-------- Data provided

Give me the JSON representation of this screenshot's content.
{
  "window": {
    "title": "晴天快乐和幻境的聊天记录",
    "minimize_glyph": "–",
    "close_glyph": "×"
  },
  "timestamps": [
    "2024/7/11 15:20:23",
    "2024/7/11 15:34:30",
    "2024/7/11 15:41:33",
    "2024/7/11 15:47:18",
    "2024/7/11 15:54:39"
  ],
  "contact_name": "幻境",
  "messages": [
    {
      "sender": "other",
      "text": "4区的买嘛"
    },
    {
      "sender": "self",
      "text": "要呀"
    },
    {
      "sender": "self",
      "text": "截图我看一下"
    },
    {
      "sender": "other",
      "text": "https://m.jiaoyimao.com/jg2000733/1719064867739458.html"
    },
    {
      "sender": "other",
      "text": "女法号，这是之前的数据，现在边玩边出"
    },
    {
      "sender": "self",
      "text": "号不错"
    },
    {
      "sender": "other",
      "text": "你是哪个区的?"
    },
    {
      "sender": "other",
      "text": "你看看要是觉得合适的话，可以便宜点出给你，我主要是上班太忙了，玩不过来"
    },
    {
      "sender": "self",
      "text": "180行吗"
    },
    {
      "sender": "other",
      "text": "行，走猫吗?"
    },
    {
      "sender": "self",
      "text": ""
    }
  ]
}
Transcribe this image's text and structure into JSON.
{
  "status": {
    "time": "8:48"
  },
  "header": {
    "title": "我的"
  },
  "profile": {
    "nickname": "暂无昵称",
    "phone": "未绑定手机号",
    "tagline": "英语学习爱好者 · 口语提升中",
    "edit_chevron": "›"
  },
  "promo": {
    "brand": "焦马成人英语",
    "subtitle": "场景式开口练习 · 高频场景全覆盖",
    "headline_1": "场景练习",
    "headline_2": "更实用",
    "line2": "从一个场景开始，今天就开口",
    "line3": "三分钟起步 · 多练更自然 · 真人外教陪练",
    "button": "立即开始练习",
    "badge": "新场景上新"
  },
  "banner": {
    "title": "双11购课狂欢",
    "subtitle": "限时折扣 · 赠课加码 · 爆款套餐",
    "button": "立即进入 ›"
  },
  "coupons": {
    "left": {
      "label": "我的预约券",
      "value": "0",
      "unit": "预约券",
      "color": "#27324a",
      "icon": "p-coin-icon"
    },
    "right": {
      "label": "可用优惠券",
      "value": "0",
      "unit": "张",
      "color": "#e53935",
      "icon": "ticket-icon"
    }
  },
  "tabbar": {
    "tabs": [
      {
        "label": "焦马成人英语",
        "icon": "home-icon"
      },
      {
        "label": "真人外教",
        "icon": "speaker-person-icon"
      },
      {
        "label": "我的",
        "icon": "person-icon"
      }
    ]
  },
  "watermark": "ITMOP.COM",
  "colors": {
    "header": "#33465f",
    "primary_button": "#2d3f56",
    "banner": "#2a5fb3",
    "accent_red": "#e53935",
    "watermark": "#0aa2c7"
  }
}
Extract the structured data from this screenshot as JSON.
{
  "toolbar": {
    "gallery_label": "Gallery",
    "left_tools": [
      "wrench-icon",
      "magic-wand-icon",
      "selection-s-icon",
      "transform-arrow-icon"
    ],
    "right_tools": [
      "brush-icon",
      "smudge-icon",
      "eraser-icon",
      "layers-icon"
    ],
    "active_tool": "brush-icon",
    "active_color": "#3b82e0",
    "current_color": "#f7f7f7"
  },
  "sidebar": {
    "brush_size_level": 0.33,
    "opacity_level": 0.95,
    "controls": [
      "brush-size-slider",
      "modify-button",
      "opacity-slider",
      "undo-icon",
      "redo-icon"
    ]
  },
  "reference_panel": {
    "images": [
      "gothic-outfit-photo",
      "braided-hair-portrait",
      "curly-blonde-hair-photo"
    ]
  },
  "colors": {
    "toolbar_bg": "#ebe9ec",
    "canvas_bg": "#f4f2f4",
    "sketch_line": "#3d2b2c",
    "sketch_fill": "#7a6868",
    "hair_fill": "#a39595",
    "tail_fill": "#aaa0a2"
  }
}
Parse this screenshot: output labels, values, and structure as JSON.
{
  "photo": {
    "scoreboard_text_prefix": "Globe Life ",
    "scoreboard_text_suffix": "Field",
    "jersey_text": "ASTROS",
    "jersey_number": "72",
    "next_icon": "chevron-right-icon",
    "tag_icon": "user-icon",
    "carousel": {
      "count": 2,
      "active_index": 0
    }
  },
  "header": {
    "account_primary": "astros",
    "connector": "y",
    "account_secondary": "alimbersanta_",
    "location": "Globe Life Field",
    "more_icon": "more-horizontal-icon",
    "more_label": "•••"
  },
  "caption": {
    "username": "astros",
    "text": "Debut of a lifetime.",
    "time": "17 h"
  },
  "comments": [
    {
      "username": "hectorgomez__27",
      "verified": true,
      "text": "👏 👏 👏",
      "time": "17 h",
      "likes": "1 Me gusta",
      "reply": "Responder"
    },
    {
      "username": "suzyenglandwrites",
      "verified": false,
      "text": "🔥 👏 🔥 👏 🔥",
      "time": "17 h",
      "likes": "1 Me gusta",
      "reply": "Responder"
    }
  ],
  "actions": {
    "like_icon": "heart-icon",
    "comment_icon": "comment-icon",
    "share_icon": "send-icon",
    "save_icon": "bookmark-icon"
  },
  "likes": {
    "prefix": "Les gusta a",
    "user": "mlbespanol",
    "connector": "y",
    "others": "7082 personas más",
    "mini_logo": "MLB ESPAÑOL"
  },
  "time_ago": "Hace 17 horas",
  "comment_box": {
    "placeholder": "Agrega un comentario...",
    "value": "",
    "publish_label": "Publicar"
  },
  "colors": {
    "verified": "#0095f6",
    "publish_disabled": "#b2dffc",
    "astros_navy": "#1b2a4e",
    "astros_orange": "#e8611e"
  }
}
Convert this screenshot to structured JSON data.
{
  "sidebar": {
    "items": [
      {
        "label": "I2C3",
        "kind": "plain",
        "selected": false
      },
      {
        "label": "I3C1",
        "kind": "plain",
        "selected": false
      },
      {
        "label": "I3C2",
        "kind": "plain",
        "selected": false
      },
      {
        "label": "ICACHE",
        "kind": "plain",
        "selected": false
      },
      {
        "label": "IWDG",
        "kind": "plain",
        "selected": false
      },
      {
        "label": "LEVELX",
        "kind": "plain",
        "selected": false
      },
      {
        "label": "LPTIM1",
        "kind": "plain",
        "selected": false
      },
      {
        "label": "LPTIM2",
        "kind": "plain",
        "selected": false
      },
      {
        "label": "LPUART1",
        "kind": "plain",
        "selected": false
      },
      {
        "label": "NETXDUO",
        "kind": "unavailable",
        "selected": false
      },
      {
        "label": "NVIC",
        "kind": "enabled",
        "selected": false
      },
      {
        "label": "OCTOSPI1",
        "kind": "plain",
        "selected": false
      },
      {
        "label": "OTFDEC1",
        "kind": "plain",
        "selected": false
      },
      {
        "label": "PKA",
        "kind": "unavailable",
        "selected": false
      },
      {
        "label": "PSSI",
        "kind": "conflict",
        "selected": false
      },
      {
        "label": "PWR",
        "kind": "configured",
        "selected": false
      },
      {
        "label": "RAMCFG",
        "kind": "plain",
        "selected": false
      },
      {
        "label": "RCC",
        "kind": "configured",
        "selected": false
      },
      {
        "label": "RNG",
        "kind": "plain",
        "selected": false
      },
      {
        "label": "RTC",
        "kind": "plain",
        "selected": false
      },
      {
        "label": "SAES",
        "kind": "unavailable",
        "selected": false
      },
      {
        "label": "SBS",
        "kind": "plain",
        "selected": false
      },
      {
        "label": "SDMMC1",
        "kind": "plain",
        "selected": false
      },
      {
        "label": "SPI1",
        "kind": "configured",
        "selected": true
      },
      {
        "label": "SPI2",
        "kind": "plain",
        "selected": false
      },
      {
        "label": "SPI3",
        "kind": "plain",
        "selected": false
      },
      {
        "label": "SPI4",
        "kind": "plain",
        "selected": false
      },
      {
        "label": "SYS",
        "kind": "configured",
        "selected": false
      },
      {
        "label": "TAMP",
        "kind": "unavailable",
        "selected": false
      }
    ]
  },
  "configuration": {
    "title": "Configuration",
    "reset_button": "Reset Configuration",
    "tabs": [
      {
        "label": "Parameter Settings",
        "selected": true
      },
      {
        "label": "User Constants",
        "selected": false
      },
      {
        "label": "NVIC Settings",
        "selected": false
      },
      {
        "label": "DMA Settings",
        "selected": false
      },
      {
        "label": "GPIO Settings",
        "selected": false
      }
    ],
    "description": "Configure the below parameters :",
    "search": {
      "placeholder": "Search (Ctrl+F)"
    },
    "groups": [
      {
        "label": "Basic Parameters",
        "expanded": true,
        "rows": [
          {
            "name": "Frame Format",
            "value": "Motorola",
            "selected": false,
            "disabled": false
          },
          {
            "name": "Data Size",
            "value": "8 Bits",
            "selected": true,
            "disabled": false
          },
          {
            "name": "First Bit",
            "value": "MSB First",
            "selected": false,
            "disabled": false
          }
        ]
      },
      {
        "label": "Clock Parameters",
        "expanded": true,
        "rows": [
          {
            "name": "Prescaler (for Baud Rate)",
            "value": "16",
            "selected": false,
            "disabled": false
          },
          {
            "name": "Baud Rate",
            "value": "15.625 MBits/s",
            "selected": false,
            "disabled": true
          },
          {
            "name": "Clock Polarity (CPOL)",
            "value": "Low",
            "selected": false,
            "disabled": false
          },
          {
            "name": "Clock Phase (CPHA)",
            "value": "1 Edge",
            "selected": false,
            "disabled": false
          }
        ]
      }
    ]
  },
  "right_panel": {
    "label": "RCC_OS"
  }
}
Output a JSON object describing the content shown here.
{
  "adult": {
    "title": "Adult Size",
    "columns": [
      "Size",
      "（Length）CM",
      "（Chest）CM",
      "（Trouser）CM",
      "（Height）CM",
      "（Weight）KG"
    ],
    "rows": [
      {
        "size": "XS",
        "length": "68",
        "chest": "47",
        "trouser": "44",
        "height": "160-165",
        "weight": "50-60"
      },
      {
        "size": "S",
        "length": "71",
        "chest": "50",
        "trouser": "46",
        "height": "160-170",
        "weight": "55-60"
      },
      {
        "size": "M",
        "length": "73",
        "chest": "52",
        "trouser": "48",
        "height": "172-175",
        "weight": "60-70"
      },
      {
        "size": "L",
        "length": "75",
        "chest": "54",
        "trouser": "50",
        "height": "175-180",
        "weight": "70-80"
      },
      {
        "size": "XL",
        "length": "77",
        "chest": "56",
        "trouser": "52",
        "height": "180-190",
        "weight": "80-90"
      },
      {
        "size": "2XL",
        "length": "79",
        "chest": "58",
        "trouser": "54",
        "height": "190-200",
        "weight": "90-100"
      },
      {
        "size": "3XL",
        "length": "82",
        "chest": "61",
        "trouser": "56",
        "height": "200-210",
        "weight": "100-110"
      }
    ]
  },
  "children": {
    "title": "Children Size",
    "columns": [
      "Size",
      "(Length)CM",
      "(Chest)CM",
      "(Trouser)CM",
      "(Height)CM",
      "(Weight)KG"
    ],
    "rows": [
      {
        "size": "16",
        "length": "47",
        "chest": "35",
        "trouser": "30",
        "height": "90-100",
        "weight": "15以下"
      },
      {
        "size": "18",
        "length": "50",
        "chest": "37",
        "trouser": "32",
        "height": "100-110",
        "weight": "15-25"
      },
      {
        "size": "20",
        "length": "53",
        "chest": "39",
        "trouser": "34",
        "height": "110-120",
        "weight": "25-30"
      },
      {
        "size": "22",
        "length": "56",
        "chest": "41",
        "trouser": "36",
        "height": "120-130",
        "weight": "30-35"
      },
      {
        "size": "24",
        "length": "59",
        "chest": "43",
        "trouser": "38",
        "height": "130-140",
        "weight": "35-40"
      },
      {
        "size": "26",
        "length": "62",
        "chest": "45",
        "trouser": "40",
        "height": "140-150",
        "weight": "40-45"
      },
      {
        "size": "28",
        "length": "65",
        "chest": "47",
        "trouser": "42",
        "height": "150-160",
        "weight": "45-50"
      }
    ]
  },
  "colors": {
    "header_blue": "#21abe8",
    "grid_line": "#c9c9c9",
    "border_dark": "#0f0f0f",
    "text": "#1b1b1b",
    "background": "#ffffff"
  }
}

----------------

- **Task**
Where a line holds "screenshot", copy that line.

- **Result**
Give me the JSON representation of this screenshot's content.
Extract the structured data from this screenshot as JSON.
Parse this screenshot: output labels, values, and structure as JSON.
Convert this screenshot to structured JSON data.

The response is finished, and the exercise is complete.